**** Record set

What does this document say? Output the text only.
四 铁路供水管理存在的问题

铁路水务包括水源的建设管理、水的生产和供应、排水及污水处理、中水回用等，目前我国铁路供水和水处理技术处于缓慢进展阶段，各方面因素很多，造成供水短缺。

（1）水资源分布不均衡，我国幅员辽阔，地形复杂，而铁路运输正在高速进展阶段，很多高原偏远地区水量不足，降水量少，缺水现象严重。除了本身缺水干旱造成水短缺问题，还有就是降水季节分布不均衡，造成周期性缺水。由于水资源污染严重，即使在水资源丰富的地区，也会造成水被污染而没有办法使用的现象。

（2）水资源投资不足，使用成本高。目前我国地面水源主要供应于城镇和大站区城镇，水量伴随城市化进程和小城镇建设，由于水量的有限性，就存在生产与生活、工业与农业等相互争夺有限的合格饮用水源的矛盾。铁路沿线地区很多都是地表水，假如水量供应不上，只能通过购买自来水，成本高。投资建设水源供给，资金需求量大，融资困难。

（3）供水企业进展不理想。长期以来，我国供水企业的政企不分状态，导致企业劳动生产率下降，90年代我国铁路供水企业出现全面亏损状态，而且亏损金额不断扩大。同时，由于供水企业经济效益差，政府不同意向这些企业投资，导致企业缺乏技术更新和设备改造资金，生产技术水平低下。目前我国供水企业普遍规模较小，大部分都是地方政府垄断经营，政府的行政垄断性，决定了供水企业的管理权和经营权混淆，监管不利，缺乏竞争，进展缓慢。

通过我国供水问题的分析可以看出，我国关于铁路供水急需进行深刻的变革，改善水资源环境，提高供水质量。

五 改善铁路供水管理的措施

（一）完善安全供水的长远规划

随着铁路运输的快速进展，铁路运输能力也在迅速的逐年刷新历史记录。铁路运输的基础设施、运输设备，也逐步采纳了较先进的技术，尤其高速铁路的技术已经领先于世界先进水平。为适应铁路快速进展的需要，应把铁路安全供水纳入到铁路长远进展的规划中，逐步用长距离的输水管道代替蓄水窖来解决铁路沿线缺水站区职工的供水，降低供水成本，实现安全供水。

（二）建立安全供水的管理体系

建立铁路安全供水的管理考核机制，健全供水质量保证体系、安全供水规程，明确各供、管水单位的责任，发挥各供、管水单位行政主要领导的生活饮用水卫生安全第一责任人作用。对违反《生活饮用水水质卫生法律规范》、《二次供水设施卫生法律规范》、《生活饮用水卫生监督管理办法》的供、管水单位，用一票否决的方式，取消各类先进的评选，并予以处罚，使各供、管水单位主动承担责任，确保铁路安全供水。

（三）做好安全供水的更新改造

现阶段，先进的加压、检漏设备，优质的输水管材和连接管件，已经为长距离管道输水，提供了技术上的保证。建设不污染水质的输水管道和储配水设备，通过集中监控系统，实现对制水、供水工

********
**** Record set

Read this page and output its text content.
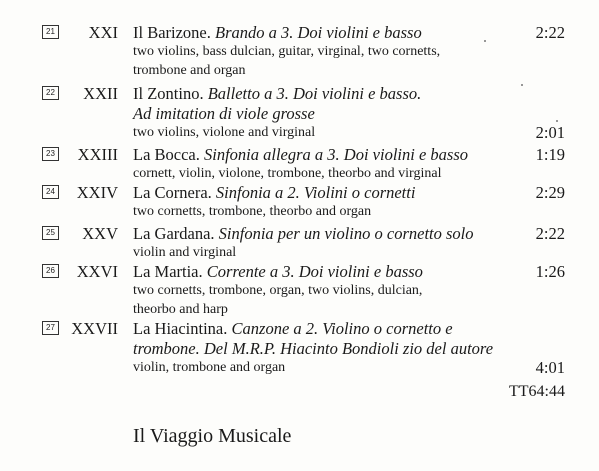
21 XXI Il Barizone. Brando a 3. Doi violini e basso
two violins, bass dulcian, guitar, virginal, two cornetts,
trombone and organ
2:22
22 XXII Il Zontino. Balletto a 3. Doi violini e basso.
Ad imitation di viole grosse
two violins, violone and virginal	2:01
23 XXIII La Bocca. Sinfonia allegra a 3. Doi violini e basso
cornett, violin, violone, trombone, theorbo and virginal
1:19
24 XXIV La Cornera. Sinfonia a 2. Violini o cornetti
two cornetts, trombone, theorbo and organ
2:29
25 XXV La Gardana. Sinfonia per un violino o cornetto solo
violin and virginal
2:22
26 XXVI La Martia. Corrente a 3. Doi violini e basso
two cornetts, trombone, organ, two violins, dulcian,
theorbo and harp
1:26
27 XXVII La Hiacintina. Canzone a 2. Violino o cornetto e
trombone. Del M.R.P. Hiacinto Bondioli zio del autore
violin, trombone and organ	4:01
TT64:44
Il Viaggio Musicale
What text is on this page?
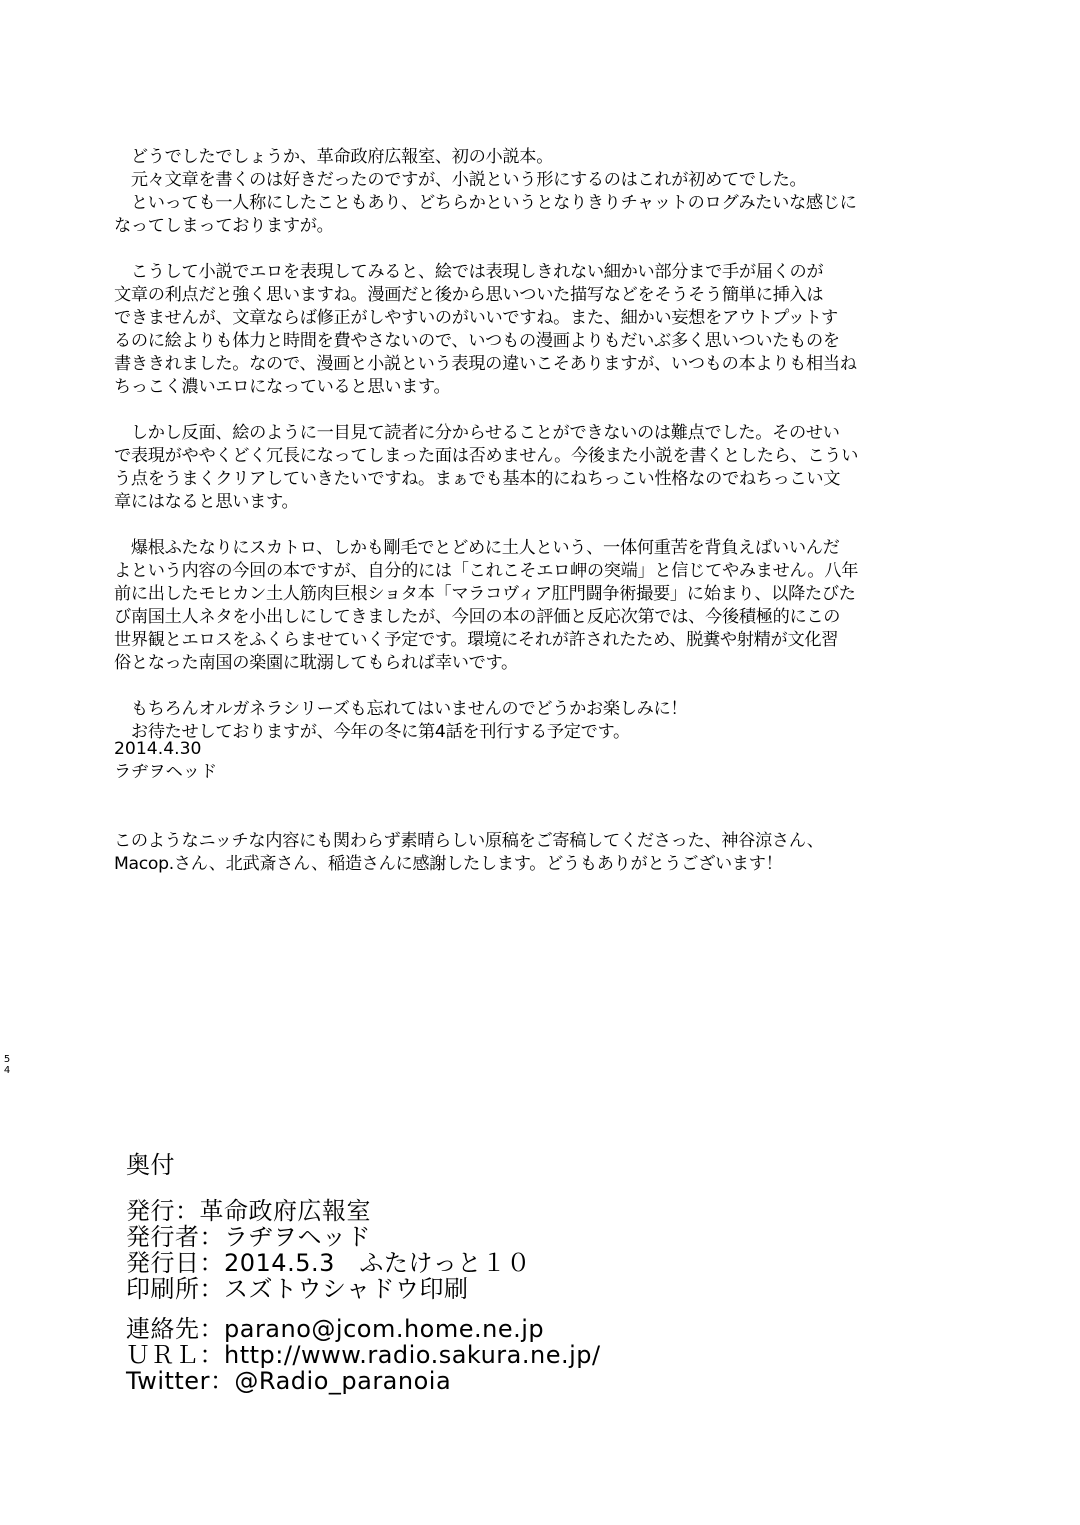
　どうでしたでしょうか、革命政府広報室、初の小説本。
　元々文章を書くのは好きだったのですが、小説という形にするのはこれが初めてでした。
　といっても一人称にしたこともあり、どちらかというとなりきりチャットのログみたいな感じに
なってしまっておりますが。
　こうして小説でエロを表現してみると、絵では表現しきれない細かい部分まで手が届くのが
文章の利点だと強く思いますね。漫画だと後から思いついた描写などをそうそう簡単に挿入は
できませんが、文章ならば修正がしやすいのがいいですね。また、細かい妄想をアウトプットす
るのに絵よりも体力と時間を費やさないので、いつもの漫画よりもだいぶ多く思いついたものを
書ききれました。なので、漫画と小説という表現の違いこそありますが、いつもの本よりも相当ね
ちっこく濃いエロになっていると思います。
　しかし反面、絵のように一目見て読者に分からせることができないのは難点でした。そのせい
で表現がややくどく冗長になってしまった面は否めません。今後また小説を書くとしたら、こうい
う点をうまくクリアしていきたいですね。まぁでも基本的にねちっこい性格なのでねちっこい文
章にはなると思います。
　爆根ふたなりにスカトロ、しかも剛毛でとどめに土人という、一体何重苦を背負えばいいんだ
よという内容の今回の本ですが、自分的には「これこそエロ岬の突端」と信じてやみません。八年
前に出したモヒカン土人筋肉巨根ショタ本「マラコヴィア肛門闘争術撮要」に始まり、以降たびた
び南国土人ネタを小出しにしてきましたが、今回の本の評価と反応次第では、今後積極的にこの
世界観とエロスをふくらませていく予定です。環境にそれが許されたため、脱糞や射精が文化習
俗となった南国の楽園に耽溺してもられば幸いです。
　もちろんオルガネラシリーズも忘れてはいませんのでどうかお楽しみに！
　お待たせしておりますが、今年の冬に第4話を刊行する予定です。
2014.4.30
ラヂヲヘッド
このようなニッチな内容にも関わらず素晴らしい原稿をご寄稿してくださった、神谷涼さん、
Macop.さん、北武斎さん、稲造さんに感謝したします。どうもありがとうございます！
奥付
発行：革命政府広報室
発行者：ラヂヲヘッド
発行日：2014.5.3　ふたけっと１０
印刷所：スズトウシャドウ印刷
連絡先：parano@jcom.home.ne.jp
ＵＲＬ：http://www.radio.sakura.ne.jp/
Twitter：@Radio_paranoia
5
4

********
**** Record set

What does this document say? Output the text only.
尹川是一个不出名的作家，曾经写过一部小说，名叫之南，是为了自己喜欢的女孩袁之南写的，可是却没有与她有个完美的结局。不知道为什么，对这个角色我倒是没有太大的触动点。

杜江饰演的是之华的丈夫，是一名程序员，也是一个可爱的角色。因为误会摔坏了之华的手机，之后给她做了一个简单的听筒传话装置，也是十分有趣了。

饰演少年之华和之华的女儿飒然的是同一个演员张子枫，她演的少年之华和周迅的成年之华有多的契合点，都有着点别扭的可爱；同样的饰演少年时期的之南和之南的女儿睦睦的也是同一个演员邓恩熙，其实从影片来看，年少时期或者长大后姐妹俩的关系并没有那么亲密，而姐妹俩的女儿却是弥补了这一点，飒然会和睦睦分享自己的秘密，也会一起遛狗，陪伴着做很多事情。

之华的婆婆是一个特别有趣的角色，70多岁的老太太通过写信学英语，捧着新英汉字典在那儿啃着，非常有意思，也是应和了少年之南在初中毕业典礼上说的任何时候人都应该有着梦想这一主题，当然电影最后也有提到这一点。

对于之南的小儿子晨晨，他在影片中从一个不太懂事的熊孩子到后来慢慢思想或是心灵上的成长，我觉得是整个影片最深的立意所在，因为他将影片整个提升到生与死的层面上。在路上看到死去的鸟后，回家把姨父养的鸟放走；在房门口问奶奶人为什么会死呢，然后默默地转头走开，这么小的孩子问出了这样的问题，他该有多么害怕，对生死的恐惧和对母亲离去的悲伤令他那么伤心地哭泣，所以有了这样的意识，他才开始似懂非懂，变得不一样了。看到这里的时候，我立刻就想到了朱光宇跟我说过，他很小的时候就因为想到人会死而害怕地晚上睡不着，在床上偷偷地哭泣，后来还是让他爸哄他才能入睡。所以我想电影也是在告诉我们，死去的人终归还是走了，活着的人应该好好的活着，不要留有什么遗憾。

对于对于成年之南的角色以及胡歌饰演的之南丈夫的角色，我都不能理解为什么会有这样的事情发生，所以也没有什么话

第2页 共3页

********

▶ [Task to complete] Reproduce every line from the entries that holds the word "trombone".

▶ [Written answer]
trombone and organ
cornett, violin, violone, trombone, theorbo and virginal
two cornetts, trombone, theorbo and organ
two cornetts, trombone, organ, two violins, dulcian,
trombone. Del M.R.P. Hiacinto Bondioli zio del autore
violin, trombone and organ	4:01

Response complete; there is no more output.